--- Begin RECORDS TO PROCESS ---

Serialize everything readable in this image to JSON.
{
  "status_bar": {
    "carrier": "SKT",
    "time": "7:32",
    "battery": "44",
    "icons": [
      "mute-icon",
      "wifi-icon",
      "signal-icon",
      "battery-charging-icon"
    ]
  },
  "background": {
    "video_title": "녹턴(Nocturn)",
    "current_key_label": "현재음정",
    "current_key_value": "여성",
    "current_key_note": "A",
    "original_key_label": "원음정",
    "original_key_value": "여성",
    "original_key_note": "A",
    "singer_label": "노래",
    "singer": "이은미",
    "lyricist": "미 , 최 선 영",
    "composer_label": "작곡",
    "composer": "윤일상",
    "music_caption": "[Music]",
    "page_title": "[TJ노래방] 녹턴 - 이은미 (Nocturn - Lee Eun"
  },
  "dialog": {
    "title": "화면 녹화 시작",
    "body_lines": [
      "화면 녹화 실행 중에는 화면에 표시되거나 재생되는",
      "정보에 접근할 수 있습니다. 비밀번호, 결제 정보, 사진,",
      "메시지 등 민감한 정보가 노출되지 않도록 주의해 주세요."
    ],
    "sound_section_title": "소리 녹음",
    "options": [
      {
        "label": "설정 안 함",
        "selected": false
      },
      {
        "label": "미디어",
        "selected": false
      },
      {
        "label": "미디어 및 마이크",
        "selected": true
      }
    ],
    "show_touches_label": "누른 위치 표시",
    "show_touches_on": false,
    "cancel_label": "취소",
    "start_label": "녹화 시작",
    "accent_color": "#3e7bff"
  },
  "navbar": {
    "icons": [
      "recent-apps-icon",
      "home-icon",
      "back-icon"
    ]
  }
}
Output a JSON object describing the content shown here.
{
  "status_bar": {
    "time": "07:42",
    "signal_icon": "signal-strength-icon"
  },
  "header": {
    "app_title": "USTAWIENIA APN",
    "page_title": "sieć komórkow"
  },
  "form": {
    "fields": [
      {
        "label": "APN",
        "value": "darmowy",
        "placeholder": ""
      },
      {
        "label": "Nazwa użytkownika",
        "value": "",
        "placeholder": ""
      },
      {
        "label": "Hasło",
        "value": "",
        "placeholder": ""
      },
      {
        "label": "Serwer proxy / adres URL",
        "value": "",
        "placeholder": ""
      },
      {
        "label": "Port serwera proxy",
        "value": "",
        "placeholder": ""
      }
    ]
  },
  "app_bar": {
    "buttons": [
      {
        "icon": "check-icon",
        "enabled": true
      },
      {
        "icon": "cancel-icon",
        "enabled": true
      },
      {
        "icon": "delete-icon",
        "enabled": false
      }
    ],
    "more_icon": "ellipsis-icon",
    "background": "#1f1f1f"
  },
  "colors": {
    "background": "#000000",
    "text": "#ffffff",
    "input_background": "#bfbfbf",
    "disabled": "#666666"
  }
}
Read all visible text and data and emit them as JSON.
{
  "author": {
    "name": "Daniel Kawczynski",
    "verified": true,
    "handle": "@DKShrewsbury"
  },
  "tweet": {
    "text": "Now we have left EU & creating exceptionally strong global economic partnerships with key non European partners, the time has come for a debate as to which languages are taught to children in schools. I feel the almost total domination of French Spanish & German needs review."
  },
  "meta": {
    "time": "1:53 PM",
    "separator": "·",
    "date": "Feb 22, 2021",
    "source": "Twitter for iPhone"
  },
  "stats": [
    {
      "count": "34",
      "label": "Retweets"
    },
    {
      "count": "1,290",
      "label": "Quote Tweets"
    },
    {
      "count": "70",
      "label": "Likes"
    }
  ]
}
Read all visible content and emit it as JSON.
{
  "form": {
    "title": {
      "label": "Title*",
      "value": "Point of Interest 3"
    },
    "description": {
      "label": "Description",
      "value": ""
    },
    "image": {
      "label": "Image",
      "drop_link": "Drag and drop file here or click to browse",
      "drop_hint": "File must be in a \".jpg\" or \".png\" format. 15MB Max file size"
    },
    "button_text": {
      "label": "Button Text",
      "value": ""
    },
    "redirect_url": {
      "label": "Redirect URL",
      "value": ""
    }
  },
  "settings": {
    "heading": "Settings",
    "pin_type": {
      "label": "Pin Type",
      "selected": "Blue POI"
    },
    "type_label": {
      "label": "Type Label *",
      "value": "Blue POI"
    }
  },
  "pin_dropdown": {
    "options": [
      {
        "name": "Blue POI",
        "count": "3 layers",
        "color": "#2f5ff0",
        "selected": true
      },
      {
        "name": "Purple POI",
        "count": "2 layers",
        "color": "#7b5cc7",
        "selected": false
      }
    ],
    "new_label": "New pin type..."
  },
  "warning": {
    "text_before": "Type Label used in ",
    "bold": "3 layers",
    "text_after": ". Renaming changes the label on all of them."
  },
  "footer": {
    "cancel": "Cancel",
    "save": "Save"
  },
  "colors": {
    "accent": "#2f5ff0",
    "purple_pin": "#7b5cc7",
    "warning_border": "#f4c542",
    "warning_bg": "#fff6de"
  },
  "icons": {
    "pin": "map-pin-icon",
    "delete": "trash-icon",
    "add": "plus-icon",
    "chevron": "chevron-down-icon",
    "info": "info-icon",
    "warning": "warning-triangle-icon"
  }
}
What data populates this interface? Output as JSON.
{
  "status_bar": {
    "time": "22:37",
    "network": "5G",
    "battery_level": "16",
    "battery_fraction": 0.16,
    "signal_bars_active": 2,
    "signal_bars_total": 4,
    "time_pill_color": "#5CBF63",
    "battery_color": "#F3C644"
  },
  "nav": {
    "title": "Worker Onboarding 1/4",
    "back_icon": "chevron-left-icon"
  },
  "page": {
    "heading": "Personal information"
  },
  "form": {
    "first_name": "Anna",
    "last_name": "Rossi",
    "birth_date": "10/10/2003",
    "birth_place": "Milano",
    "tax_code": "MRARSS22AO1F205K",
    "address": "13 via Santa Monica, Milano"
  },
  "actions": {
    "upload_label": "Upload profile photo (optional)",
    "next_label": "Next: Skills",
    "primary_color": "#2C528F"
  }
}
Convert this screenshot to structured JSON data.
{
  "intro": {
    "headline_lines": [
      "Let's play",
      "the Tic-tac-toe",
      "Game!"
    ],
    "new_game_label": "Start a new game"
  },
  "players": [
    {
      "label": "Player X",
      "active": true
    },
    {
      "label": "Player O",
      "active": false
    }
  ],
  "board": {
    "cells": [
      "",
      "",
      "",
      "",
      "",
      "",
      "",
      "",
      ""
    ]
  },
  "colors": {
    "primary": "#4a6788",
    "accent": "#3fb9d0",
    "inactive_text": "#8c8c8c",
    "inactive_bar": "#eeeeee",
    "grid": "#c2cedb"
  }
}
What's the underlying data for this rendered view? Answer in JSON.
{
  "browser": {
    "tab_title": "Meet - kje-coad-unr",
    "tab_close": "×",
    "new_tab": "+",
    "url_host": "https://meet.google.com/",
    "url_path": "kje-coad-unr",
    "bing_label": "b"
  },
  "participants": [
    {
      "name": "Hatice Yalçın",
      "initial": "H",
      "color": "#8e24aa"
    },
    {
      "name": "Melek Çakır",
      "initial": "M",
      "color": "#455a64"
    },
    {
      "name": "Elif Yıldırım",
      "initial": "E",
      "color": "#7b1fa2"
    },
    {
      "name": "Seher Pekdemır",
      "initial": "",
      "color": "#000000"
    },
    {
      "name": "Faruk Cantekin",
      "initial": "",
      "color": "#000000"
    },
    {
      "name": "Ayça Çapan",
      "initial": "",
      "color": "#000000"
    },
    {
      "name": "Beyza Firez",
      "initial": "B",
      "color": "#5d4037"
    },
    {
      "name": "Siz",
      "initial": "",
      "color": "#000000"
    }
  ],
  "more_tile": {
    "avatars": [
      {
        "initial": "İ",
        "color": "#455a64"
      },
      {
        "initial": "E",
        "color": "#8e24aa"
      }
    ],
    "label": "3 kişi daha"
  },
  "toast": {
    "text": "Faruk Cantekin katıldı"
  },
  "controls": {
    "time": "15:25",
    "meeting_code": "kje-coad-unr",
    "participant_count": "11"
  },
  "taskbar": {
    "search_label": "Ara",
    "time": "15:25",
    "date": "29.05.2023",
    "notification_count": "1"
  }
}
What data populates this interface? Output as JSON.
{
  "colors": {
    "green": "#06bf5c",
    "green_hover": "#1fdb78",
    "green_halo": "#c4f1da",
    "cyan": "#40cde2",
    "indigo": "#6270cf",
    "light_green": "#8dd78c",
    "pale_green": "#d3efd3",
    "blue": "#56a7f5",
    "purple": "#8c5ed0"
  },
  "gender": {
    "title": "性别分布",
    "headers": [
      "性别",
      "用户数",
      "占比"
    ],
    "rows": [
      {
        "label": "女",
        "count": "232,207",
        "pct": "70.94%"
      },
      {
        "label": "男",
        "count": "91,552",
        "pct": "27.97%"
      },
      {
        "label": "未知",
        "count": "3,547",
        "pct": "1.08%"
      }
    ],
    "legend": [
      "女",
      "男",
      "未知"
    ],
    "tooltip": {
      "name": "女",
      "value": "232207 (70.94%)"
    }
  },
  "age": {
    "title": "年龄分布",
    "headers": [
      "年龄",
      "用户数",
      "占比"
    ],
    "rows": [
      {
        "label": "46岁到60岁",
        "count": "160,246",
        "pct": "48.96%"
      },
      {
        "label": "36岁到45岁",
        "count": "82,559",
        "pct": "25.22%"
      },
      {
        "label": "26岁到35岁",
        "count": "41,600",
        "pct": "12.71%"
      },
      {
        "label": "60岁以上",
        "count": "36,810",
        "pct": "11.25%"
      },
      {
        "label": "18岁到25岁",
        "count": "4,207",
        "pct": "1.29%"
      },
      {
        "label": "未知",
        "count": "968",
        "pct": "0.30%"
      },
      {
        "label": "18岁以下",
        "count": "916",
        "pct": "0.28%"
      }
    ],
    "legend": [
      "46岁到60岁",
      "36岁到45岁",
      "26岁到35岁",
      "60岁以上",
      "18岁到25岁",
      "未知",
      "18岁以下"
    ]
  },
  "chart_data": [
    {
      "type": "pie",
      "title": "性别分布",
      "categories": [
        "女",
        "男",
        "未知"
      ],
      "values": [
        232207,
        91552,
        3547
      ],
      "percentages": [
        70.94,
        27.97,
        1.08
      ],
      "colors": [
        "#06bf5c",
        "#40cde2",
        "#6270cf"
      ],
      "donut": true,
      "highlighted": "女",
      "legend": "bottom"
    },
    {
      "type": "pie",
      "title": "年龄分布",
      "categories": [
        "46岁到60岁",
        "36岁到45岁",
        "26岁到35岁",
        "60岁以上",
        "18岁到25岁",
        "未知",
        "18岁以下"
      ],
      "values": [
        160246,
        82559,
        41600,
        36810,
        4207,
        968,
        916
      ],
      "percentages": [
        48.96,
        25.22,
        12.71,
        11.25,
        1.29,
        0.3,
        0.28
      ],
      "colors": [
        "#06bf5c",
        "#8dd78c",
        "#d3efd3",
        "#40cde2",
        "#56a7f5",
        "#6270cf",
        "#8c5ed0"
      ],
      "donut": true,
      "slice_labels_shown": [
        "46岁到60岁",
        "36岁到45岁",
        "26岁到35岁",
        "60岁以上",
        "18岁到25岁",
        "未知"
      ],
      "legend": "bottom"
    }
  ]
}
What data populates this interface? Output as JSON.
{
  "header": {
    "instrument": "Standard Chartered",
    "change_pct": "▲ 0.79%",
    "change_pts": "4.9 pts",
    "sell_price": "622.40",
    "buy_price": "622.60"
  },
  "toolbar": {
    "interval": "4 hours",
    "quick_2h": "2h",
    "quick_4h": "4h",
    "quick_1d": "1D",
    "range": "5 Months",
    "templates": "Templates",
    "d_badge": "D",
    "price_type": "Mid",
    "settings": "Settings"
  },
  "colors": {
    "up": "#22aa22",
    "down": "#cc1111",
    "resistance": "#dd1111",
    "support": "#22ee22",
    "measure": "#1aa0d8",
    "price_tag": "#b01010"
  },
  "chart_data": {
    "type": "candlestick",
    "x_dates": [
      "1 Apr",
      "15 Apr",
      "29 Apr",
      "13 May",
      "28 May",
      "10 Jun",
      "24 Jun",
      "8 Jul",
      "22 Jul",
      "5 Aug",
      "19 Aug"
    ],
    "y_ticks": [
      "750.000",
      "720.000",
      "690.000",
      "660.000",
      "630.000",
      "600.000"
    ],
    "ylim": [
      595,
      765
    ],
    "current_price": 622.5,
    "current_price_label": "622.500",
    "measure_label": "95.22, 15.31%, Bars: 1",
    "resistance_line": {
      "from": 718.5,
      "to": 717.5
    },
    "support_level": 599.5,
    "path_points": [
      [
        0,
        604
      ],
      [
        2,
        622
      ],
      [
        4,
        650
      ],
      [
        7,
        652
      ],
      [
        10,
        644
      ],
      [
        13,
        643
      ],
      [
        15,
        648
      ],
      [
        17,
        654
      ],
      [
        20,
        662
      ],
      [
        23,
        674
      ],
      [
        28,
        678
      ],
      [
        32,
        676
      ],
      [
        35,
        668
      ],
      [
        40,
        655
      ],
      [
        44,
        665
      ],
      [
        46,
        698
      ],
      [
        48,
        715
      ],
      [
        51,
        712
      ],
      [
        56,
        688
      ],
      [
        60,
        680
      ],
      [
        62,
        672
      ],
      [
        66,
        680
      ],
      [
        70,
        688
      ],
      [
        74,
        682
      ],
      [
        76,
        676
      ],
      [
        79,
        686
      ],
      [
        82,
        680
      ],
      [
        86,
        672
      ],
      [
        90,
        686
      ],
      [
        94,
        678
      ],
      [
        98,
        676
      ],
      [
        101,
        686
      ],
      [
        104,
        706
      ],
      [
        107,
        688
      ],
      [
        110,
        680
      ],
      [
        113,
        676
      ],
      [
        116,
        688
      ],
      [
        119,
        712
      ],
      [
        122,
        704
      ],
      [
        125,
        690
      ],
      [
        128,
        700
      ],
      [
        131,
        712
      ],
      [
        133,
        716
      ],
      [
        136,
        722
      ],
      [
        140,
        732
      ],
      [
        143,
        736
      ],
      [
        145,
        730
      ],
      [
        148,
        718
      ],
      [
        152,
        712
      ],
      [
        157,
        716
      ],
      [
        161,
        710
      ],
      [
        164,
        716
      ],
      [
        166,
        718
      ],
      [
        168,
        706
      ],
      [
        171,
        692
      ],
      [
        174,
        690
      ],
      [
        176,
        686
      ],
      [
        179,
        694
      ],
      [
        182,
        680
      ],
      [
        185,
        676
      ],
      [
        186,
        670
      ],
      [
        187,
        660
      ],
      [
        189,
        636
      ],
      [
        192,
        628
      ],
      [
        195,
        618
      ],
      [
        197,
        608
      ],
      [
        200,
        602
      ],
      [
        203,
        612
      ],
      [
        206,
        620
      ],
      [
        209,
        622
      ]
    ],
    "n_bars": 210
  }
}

--- End RECORDS TO PROCESS ---

§ WHAT IS ASKED
For the listing above, identify each line bearing "left".

§ FINAL ANSWER
    "text": "Now we have left EU & creating exceptionally strong global economic partnerships with key non European partners, the time has come for a debate as to which languages are taught to children in schools. I feel the almost total domination of French Spanish & German needs review."
    "back_icon": "chevron-left-icon"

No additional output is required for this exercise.